> _Objective_: Read the lines that follow and pick out every one containing the word "затрат".

# start of Records to process

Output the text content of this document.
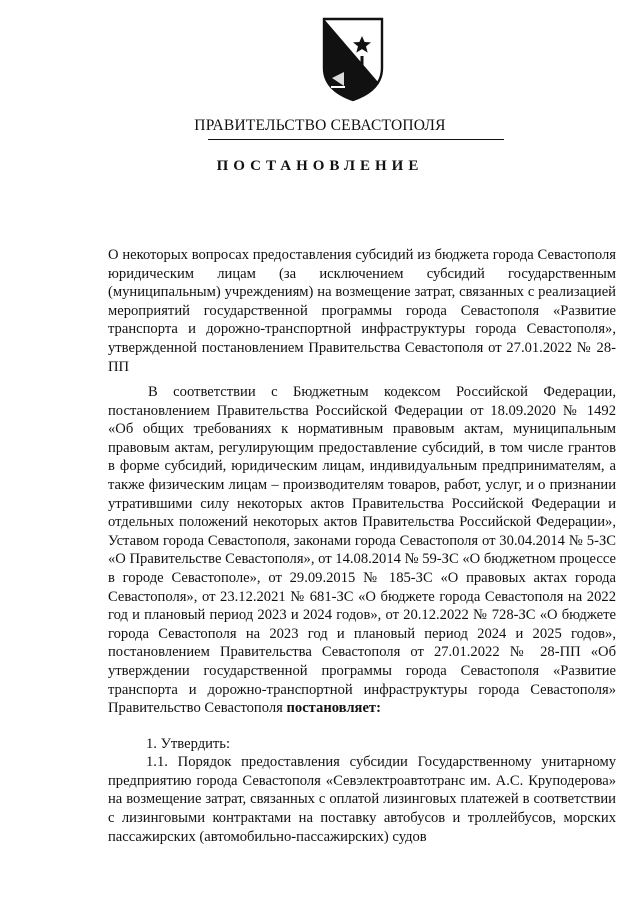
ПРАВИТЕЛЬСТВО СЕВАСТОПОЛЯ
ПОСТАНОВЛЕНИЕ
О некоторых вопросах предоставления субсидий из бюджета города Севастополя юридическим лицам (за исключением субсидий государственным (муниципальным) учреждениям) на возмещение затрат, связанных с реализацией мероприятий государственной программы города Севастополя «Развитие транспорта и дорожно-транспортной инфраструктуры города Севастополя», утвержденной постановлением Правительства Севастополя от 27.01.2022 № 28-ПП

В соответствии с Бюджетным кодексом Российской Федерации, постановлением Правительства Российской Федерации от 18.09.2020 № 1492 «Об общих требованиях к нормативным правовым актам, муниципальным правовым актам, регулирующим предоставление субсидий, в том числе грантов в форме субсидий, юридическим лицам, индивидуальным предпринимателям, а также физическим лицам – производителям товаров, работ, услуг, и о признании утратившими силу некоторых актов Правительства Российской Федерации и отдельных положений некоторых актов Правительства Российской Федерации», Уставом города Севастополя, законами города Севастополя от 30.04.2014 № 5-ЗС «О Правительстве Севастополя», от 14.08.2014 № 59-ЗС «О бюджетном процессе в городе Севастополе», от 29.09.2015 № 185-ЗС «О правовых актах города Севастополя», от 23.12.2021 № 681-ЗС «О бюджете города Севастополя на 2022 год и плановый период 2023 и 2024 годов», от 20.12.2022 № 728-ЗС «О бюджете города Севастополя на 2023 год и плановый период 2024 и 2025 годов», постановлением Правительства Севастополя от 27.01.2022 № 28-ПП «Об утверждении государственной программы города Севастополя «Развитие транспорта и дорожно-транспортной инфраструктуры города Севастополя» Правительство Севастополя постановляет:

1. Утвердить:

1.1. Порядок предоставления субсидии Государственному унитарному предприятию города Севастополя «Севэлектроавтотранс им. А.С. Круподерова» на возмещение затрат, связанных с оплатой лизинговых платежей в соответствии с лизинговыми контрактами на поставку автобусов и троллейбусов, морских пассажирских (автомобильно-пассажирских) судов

# end of Records to process
# start of Records to process

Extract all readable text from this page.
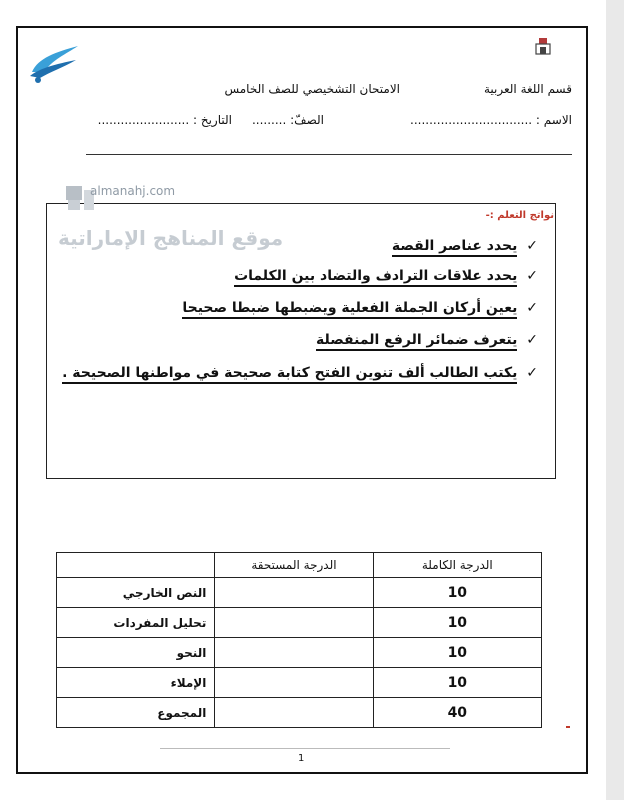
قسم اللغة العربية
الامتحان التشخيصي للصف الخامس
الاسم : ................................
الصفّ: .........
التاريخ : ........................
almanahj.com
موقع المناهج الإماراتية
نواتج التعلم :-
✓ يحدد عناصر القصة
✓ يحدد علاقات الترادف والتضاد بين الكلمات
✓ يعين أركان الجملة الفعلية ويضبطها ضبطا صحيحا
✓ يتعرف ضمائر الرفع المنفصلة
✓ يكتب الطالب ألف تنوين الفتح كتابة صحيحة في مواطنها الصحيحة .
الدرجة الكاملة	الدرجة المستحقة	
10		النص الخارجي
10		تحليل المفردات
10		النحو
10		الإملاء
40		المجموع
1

# end of Records to process

> _Solution below_:
О некоторых вопросах предоставления субсидий из бюджета города Севастополя юридическим лицам (за исключением субсидий государственным (муниципальным) учреждениям) на возмещение затрат, связанных с реализацией мероприятий государственной программы города Севастополя «Развитие транспорта и дорожно-транспортной инфраструктуры города Севастополя», утвержденной постановлением Правительства Севастополя от 27.01.2022 № 28-ПП
1.1. Порядок предоставления субсидии Государственному унитарному предприятию города Севастополя «Севэлектроавтотранс им. А.С. Круподерова» на возмещение затрат, связанных с оплатой лизинговых платежей в соответствии с лизинговыми контрактами на поставку автобусов и троллейбусов, морских пассажирских (автомобильно-пассажирских) судов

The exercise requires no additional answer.